** BEGIN Entries provided **

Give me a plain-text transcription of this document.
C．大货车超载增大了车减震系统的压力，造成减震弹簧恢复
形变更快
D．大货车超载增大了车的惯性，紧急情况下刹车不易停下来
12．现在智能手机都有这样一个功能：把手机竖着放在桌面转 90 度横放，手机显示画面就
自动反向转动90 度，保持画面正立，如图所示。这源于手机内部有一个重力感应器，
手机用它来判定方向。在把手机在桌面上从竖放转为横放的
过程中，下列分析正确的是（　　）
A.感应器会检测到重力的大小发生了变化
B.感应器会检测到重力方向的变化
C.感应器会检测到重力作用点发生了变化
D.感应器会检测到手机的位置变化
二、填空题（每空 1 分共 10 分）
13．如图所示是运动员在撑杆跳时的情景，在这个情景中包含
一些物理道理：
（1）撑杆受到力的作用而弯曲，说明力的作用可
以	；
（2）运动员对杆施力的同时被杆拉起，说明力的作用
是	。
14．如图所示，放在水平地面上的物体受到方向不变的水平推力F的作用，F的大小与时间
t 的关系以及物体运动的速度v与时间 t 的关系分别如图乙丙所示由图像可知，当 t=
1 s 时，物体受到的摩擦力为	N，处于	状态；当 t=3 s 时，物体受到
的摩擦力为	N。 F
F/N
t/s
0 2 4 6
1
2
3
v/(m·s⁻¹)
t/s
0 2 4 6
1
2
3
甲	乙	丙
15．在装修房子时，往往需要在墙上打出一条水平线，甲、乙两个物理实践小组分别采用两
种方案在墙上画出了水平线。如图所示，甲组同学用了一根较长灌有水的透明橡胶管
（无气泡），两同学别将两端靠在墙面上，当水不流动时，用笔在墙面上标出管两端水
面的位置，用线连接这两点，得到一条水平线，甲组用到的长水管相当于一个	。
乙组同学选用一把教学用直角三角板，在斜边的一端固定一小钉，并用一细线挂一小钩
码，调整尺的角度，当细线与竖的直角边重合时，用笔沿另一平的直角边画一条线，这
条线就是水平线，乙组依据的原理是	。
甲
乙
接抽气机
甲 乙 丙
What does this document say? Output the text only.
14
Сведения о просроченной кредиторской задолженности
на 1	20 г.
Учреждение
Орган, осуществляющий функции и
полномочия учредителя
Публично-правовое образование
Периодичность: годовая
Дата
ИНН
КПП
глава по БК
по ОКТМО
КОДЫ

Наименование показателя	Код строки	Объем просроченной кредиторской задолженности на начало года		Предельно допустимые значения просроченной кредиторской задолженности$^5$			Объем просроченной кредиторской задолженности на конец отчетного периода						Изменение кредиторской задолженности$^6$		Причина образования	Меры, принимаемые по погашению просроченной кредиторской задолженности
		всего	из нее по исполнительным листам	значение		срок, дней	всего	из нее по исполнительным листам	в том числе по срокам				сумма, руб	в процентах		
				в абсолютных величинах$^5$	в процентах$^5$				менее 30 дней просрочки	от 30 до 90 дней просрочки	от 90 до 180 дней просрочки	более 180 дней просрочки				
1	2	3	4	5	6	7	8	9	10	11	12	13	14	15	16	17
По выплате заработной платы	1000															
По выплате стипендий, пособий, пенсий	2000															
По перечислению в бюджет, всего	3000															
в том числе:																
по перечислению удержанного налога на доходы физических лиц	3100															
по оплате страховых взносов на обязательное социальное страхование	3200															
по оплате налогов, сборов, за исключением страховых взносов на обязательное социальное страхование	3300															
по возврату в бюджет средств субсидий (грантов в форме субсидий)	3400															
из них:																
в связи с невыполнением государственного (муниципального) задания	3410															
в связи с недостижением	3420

** END Entries provided **

Directions for this task:
List all lines where "перечислению" occurs.

Exercise output:
По перечислению в бюджет, всего	3000															
по перечислению удержанного налога на доходы физических лиц	3100															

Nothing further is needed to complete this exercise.